§ **TRY IT**: Word for word, print all of the lines below.

⁂

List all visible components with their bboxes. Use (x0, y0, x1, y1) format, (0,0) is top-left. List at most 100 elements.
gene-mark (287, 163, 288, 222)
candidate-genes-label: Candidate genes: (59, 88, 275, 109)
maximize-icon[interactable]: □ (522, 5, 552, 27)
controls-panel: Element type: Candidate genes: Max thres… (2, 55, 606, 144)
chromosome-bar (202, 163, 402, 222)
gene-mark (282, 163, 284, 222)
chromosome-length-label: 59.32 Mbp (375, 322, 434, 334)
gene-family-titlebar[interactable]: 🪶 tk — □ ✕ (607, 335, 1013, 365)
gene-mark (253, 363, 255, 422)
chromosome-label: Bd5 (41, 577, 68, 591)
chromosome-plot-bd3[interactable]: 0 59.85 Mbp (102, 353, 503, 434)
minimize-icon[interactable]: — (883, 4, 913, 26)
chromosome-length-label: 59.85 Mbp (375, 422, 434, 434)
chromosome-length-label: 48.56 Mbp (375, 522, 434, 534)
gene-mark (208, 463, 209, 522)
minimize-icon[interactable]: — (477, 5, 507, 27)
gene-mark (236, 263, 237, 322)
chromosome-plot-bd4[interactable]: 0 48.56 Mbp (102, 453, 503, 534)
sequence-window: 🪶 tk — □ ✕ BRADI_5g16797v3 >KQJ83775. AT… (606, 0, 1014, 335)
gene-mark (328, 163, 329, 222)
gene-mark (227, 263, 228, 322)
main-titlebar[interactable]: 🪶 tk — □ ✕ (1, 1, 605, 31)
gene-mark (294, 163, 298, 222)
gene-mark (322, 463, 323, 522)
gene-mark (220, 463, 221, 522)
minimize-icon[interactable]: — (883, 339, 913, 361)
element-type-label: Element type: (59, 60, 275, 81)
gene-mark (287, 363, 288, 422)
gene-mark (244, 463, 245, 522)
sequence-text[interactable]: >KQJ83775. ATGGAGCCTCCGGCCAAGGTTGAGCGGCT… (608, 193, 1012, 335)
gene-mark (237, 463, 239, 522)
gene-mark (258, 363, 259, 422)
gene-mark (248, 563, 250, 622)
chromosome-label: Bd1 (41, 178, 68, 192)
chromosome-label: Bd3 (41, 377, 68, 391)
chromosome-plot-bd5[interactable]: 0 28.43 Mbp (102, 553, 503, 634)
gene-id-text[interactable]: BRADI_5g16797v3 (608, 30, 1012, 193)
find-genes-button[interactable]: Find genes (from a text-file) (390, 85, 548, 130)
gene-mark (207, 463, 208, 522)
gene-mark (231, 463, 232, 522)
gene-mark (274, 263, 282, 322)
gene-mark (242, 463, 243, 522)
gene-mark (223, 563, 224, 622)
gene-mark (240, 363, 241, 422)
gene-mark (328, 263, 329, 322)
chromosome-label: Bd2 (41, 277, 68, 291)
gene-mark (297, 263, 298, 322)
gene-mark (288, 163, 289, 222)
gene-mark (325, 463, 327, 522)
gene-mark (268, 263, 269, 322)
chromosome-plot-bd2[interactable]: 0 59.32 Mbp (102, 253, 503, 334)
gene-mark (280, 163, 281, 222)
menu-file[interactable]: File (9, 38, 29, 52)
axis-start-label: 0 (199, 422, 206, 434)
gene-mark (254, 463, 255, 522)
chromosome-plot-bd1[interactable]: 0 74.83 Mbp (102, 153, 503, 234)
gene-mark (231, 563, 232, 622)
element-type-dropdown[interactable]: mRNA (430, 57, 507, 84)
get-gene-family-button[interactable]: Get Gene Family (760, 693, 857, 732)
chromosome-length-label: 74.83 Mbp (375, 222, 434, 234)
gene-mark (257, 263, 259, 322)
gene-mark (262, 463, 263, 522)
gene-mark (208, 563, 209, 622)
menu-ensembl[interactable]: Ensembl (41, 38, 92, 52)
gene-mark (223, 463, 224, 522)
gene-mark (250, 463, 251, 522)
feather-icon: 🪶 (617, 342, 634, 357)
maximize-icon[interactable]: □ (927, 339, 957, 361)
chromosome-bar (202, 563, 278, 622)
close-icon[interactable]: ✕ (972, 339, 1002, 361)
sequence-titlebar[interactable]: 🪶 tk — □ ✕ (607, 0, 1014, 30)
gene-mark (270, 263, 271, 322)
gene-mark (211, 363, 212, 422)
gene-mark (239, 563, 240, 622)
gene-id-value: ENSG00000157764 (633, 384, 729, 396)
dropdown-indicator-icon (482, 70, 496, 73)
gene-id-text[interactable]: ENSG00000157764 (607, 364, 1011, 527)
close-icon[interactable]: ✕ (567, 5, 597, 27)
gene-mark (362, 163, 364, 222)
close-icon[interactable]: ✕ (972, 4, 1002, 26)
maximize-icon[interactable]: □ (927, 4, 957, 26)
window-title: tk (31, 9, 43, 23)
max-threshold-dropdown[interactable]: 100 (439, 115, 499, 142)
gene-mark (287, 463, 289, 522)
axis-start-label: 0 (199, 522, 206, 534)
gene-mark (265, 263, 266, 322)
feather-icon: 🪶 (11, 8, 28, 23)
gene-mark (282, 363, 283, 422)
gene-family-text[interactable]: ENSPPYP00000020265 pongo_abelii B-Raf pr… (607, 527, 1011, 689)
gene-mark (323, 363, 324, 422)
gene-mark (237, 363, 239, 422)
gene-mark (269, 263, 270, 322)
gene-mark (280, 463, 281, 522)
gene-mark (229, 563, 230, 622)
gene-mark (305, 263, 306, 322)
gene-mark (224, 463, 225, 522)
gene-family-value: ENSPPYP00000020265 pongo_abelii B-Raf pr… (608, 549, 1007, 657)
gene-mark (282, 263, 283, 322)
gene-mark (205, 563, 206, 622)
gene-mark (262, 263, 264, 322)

⁂

§ **SOLUTION BELOW**:
List all visible components with their bboxes. Use (x0, y0, x1, y1) format, (0,0) is top-left. List at most 100 elements.
gene-mark (287, 163, 288, 222)
candidate-genes-label: Candidate genes: (59, 88, 275, 109)
maximize-icon[interactable]: □ (522, 5, 552, 27)
controls-panel: Element type: Candidate genes: Max thres… (2, 55, 606, 144)
chromosome-bar (202, 163, 402, 222)
gene-mark (282, 163, 284, 222)
chromosome-length-label: 59.32 Mbp (375, 322, 434, 334)
gene-family-titlebar[interactable]: 🪶 tk — □ ✕ (607, 335, 1013, 365)
gene-mark (253, 363, 255, 422)
chromosome-label: Bd5 (41, 577, 68, 591)
chromosome-plot-bd3[interactable]: 0 59.85 Mbp (102, 353, 503, 434)
minimize-icon[interactable]: — (883, 4, 913, 26)
chromosome-length-label: 59.85 Mbp (375, 422, 434, 434)
chromosome-length-label: 48.56 Mbp (375, 522, 434, 534)
gene-mark (208, 463, 209, 522)
minimize-icon[interactable]: — (477, 5, 507, 27)
gene-mark (236, 263, 237, 322)
chromosome-plot-bd4[interactable]: 0 48.56 Mbp (102, 453, 503, 534)
sequence-window: 🪶 tk — □ ✕ BRADI_5g16797v3 >KQJ83775. AT… (606, 0, 1014, 335)
gene-mark (328, 163, 329, 222)
gene-mark (227, 263, 228, 322)
main-titlebar[interactable]: 🪶 tk — □ ✕ (1, 1, 605, 31)
gene-mark (294, 163, 298, 222)
gene-mark (322, 463, 323, 522)
gene-mark (220, 463, 221, 522)
minimize-icon[interactable]: — (883, 339, 913, 361)
element-type-label: Element type: (59, 60, 275, 81)
gene-mark (287, 363, 288, 422)
gene-mark (244, 463, 245, 522)
sequence-text[interactable]: >KQJ83775. ATGGAGCCTCCGGCCAAGGTTGAGCGGCT… (608, 193, 1012, 335)
gene-mark (237, 463, 239, 522)
gene-mark (258, 363, 259, 422)
gene-mark (248, 563, 250, 622)
chromosome-label: Bd1 (41, 178, 68, 192)
chromosome-label: Bd3 (41, 377, 68, 391)
chromosome-plot-bd5[interactable]: 0 28.43 Mbp (102, 553, 503, 634)
gene-id-text[interactable]: BRADI_5g16797v3 (608, 30, 1012, 193)
find-genes-button[interactable]: Find genes (from a text-file) (390, 85, 548, 130)
gene-mark (207, 463, 208, 522)
gene-mark (231, 463, 232, 522)
gene-mark (274, 263, 282, 322)
gene-mark (242, 463, 243, 522)
gene-mark (223, 563, 224, 622)
gene-mark (240, 363, 241, 422)
gene-mark (328, 263, 329, 322)
chromosome-label: Bd2 (41, 277, 68, 291)
gene-mark (297, 263, 298, 322)
gene-mark (288, 163, 289, 222)
gene-mark (325, 463, 327, 522)
gene-mark (268, 263, 269, 322)
chromosome-plot-bd2[interactable]: 0 59.32 Mbp (102, 253, 503, 334)
gene-mark (280, 163, 281, 222)
menu-file[interactable]: File (9, 38, 29, 52)
axis-start-label: 0 (199, 422, 206, 434)
gene-mark (254, 463, 255, 522)
chromosome-plot-bd1[interactable]: 0 74.83 Mbp (102, 153, 503, 234)
gene-mark (231, 563, 232, 622)
element-type-dropdown[interactable]: mRNA (430, 57, 507, 84)
get-gene-family-button[interactable]: Get Gene Family (760, 693, 857, 732)
chromosome-length-label: 74.83 Mbp (375, 222, 434, 234)
gene-mark (257, 263, 259, 322)
gene-mark (262, 463, 263, 522)
gene-mark (208, 563, 209, 622)
menu-ensembl[interactable]: Ensembl (41, 38, 92, 52)
gene-mark (223, 463, 224, 522)
gene-mark (250, 463, 251, 522)
feather-icon: 🪶 (617, 342, 634, 357)
maximize-icon[interactable]: □ (927, 339, 957, 361)
chromosome-bar (202, 563, 278, 622)
close-icon[interactable]: ✕ (972, 339, 1002, 361)
sequence-titlebar[interactable]: 🪶 tk — □ ✕ (607, 0, 1014, 30)
gene-mark (270, 263, 271, 322)
gene-mark (211, 363, 212, 422)
gene-mark (239, 563, 240, 622)
gene-id-value: ENSG00000157764 (633, 384, 729, 396)
dropdown-indicator-icon (482, 70, 496, 73)
gene-id-text[interactable]: ENSG00000157764 (607, 364, 1011, 527)
close-icon[interactable]: ✕ (567, 5, 597, 27)
gene-mark (362, 163, 364, 222)
close-icon[interactable]: ✕ (972, 4, 1002, 26)
maximize-icon[interactable]: □ (927, 4, 957, 26)
window-title: tk (31, 9, 43, 23)
max-threshold-dropdown[interactable]: 100 (439, 115, 499, 142)
gene-mark (287, 463, 289, 522)
axis-start-label: 0 (199, 522, 206, 534)
gene-mark (265, 263, 266, 322)
feather-icon: 🪶 (11, 8, 28, 23)
gene-mark (282, 363, 283, 422)
gene-family-text[interactable]: ENSPPYP00000020265 pongo_abelii B-Raf pr… (607, 527, 1011, 689)
gene-mark (323, 363, 324, 422)
gene-mark (237, 363, 239, 422)
gene-mark (269, 263, 270, 322)
gene-mark (280, 463, 281, 522)
gene-mark (229, 563, 230, 622)
gene-mark (305, 263, 306, 322)
gene-mark (224, 463, 225, 522)
gene-family-value: ENSPPYP00000020265 pongo_abelii B-Raf pr… (608, 549, 1007, 657)
gene-mark (282, 263, 283, 322)
gene-mark (205, 563, 206, 622)
gene-mark (262, 263, 264, 322)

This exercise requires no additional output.